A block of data
— begin —
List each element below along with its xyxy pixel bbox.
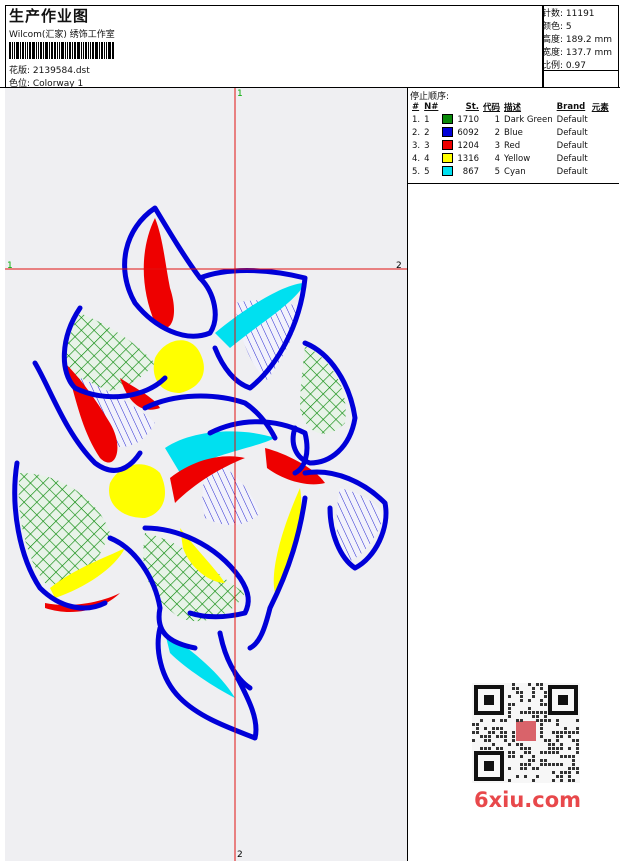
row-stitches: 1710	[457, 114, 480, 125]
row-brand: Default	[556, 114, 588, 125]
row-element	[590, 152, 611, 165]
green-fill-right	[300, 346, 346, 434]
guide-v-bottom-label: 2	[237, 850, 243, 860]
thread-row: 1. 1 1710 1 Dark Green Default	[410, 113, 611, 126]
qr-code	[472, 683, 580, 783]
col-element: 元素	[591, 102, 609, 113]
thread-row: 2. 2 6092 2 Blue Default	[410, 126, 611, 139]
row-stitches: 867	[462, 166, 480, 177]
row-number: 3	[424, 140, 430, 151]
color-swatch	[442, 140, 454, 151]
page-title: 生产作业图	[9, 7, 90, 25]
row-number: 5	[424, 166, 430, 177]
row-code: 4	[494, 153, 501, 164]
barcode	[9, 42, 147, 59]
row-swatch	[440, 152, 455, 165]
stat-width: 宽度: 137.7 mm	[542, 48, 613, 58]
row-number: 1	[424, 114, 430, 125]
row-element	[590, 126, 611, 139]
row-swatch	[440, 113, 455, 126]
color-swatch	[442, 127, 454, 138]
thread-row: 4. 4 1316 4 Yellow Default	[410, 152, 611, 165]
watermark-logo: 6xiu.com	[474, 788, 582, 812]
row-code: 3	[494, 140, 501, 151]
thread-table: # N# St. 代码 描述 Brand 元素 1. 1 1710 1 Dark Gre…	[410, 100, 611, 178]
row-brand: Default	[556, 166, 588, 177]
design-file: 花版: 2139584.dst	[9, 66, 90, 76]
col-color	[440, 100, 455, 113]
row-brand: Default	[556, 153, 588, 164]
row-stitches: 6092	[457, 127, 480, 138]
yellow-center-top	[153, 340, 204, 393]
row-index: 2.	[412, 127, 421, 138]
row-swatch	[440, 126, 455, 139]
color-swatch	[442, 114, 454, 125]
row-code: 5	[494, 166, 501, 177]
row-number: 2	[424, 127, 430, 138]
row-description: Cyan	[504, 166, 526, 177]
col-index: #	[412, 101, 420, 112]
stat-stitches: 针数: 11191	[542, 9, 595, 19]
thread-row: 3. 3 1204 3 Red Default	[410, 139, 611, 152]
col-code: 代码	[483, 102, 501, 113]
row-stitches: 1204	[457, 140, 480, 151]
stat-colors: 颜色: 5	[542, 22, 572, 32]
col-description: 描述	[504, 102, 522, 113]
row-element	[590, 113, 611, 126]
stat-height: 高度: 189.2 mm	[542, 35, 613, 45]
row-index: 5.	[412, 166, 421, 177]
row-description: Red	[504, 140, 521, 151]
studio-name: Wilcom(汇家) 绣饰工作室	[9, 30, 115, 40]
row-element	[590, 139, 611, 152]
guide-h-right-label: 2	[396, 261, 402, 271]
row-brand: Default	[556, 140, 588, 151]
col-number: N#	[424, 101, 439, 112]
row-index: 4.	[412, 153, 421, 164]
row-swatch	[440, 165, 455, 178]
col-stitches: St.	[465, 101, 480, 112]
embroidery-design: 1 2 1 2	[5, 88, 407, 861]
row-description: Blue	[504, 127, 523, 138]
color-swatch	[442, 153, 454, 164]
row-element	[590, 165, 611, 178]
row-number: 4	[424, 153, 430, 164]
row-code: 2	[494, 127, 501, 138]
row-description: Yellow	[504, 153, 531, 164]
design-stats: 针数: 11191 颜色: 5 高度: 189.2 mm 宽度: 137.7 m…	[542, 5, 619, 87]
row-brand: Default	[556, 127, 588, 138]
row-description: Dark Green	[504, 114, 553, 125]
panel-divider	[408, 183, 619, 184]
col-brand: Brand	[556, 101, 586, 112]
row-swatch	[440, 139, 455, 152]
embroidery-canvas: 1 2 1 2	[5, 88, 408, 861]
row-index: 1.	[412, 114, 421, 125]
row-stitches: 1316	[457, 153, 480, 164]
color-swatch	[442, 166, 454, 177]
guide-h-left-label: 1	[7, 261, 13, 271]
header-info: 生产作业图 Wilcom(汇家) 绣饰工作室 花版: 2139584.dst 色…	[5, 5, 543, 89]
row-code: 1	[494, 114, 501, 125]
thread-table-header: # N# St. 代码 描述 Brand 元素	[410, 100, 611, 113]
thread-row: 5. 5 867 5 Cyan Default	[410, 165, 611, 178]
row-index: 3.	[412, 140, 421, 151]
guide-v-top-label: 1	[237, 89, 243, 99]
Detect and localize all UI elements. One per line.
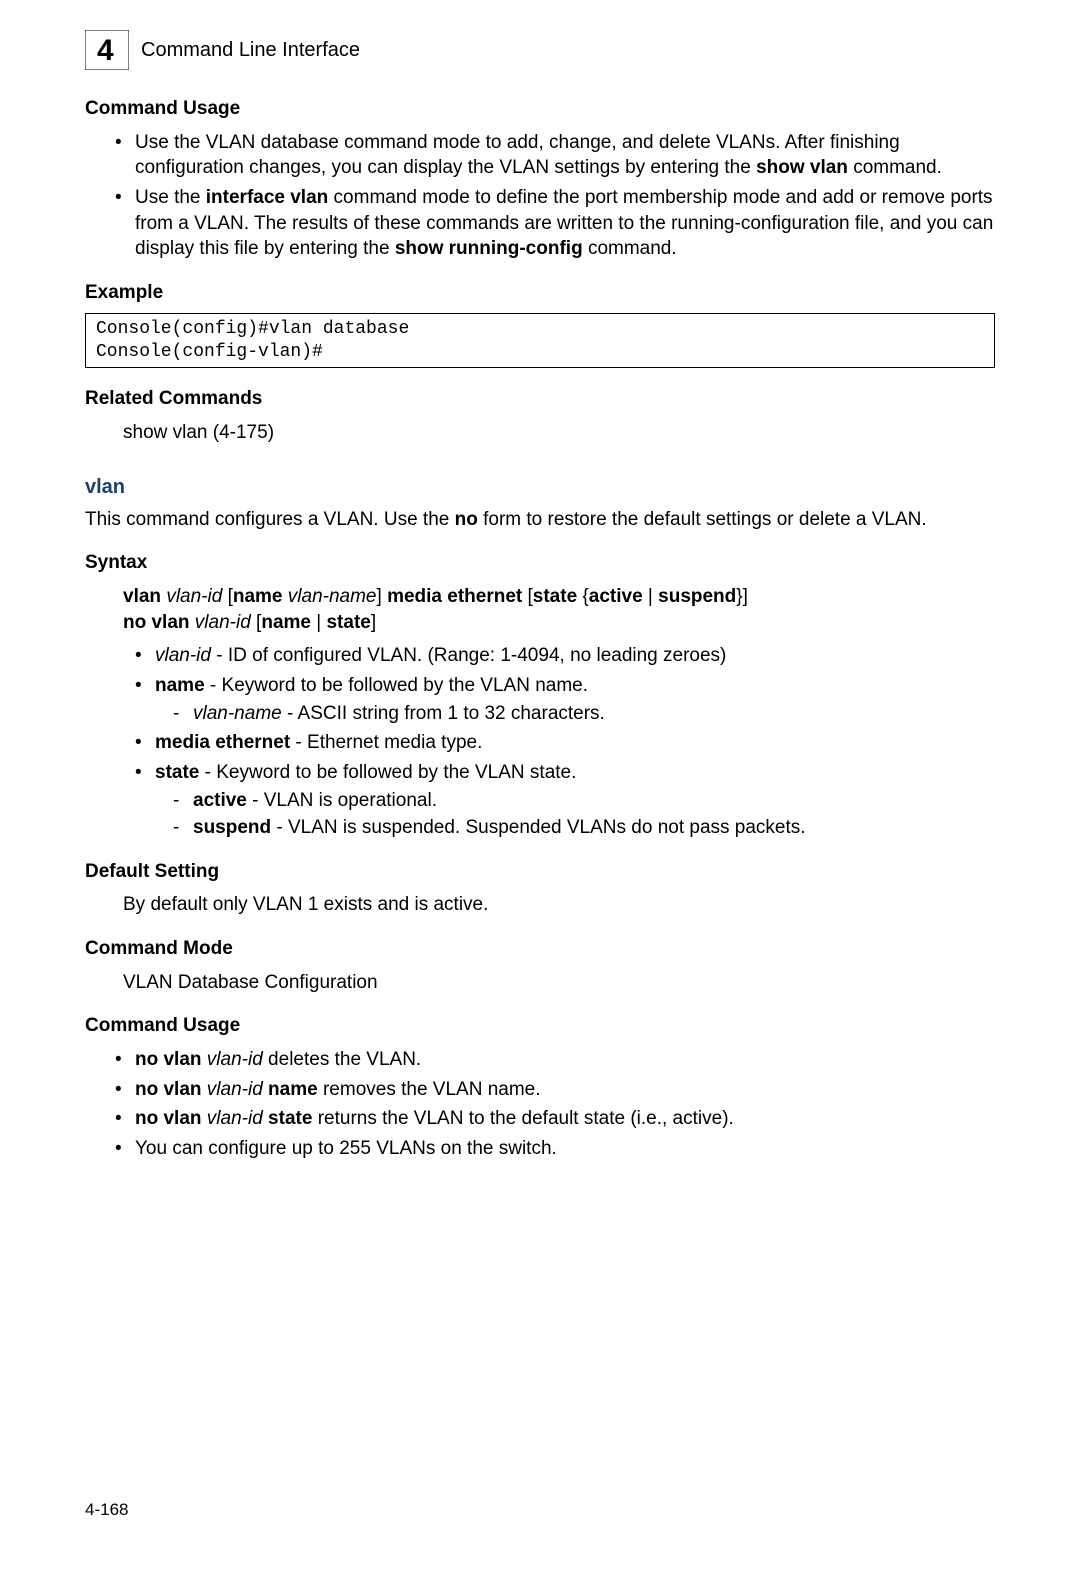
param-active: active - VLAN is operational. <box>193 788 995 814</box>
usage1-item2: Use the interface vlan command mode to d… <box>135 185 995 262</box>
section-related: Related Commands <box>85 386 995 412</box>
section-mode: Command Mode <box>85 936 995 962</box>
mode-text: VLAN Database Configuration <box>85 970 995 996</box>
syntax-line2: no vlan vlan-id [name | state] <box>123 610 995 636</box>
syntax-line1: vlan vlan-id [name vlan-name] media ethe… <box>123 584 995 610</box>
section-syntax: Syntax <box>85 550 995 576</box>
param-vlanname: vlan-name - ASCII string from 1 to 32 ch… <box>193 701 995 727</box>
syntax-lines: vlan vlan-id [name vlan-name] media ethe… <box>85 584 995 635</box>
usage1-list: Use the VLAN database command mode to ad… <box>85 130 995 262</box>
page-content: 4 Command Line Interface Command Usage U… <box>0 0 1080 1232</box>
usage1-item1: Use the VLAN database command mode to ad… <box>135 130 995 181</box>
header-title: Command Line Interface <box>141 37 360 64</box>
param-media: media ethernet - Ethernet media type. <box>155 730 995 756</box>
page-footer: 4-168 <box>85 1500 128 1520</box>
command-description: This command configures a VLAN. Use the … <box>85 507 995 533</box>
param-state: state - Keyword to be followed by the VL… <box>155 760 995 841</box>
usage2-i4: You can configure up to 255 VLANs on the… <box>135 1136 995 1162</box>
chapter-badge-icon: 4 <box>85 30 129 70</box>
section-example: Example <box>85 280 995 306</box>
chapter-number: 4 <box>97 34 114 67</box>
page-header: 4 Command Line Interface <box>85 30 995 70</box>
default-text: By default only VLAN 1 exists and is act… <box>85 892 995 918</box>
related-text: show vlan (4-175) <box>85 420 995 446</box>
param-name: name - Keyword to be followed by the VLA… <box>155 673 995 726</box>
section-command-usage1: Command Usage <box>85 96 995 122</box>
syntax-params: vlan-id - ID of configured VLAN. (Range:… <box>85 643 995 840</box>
— end —
_Work instructions_
Reproduce word for word the lines that start with the one containing "param-active: active - VLAN" and end with the one containing "syntax-lines: vlan vlan-id", including both of those lines.

_Answer in full_
param-active: active - VLAN is operational. <box>193 788 995 814</box>
usage1-item2: Use the interface vlan command mode to d… <box>135 185 995 262</box>
section-related: Related Commands <box>85 386 995 412</box>
section-mode: Command Mode <box>85 936 995 962</box>
mode-text: VLAN Database Configuration <box>85 970 995 996</box>
syntax-line2: no vlan vlan-id [name | state] <box>123 610 995 636</box>
syntax-line1: vlan vlan-id [name vlan-name] media ethe… <box>123 584 995 610</box>
section-syntax: Syntax <box>85 550 995 576</box>
param-vlanname: vlan-name - ASCII string from 1 to 32 ch… <box>193 701 995 727</box>
syntax-lines: vlan vlan-id [name vlan-name] media ethe… <box>85 584 995 635</box>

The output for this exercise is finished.